PROMPT:
Leave out the pictures and transcribe everything else exactly.

GIVEN INFORMATION:
§ §

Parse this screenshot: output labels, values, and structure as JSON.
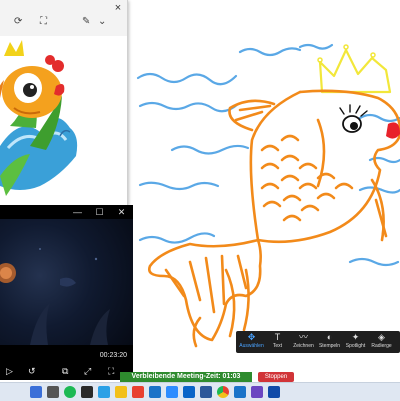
{
  "photo_viewer": {
    "toolbar": {
      "rotate_icon": "rotate-icon",
      "crop_icon": "crop-icon",
      "edit_icon": "edit-icon",
      "close_glyph": "×"
    }
  },
  "video_player": {
    "window_controls": {
      "minimize": "—",
      "maximize": "☐",
      "close": "✕"
    },
    "time": "00:23:20",
    "controls": [
      "play-icon",
      "skip-icon",
      "loop-icon",
      "fullscreen-icon",
      "volume-icon"
    ]
  },
  "zoom_toolbar": {
    "tools": [
      {
        "icon": "✥",
        "label": "Auswählen",
        "active": true
      },
      {
        "icon": "T",
        "label": "Text"
      },
      {
        "icon": "〰",
        "label": "Zeichnen"
      },
      {
        "icon": "◐",
        "label": "Stempeln"
      },
      {
        "icon": "✦",
        "label": "Spotlight"
      },
      {
        "icon": "◈",
        "label": "Radierge"
      }
    ]
  },
  "meeting": {
    "timer_label": "Verbleibende Meeting-Zeit: 01:03",
    "stop_label": "Stoppen"
  },
  "taskbar": {
    "apps": [
      "app-icon-1",
      "app-icon-2",
      "spotify-icon",
      "app-icon-3",
      "app-icon-4",
      "chrome-icon",
      "video-icon",
      "outlook-icon",
      "word-icon",
      "terminal-icon",
      "player-icon",
      "app-icon-5",
      "app-icon-6"
    ]
  },
  "colors": {
    "drawing_orange": "#f28a1a",
    "drawing_blue": "#5aa8e6",
    "drawing_red": "#e8222b",
    "drawing_yellow": "#f2e73a",
    "timer_green": "#2e8b2e",
    "stop_red": "#d13438"
  }
}
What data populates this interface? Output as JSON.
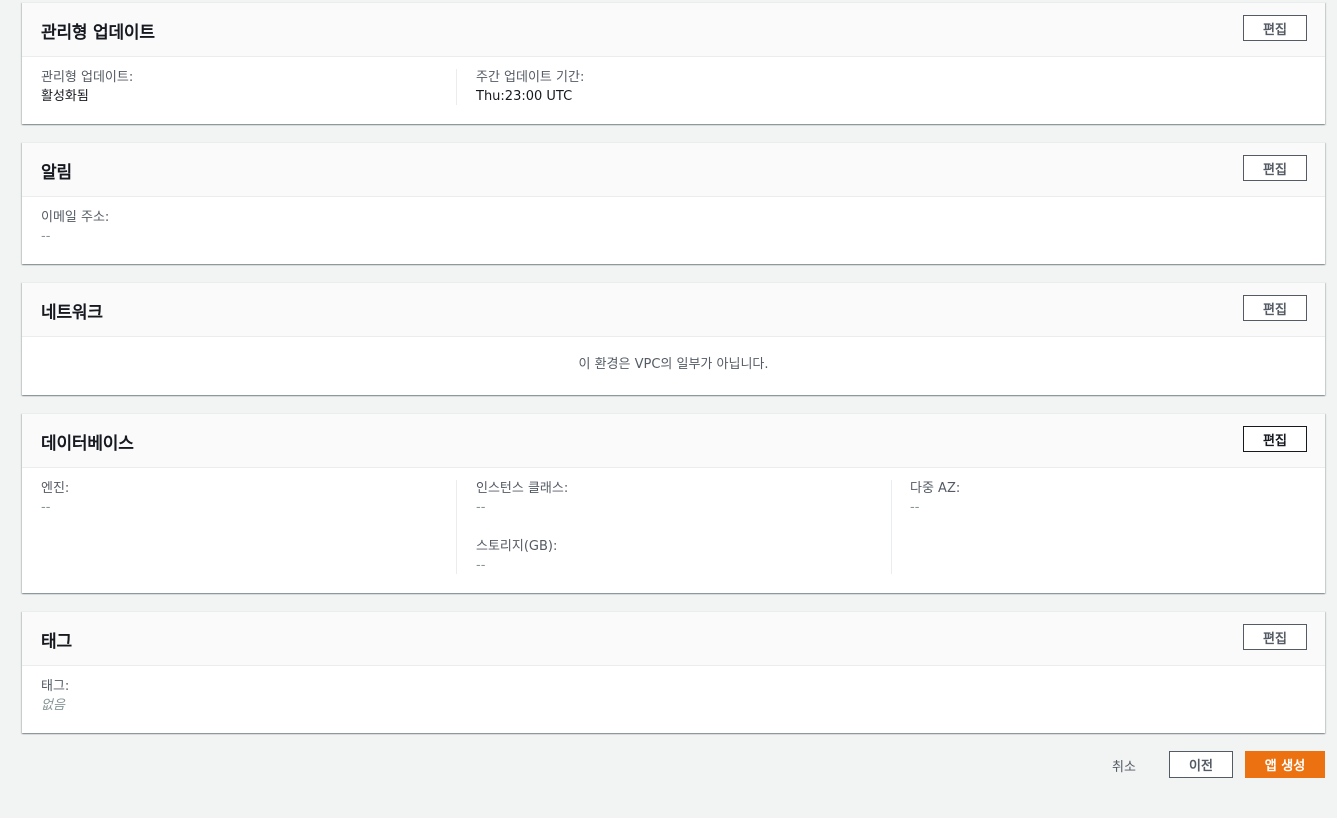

§ §

IN RESPONSE:
Parse this screenshot: output labels, values, and structure as JSON.
{
  "photo_viewer": {
    "toolbar": {
      "rotate_icon": "rotate-icon",
      "crop_icon": "crop-icon",
      "edit_icon": "edit-icon",
      "close_glyph": "×"
    }
  },
  "video_player": {
    "window_controls": {
      "minimize": "—",
      "maximize": "☐",
      "close": "✕"
    },
    "time": "00:23:20",
    "controls": [
      "play-icon",
      "skip-icon",
      "loop-icon",
      "fullscreen-icon",
      "volume-icon"
    ]
  },
  "zoom_toolbar": {
    "tools": [
      {
        "icon": "✥",
        "label": "Auswählen",
        "active": true
      },
      {
        "icon": "T",
        "label": "Text"
      },
      {
        "icon": "〰",
        "label": "Zeichnen"
      },
      {
        "icon": "◐",
        "label": "Stempeln"
      },
      {
        "icon": "✦",
        "label": "Spotlight"
      },
      {
        "icon": "◈",
        "label": "Radierge"
      }
    ]
  },
  "meeting": {
    "timer_label": "Verbleibende Meeting-Zeit: 01:03",
    "stop_label": "Stoppen"
  },
  "taskbar": {
    "apps": [
      "app-icon-1",
      "app-icon-2",
      "spotify-icon",
      "app-icon-3",
      "app-icon-4",
      "chrome-icon",
      "video-icon",
      "outlook-icon",
      "word-icon",
      "terminal-icon",
      "player-icon",
      "app-icon-5",
      "app-icon-6"
    ]
  },
  "colors": {
    "drawing_orange": "#f28a1a",
    "drawing_blue": "#5aa8e6",
    "drawing_red": "#e8222b",
    "drawing_yellow": "#f2e73a",
    "timer_green": "#2e8b2e",
    "stop_red": "#d13438"
  }
}
What data populates this interface? Output as JSON.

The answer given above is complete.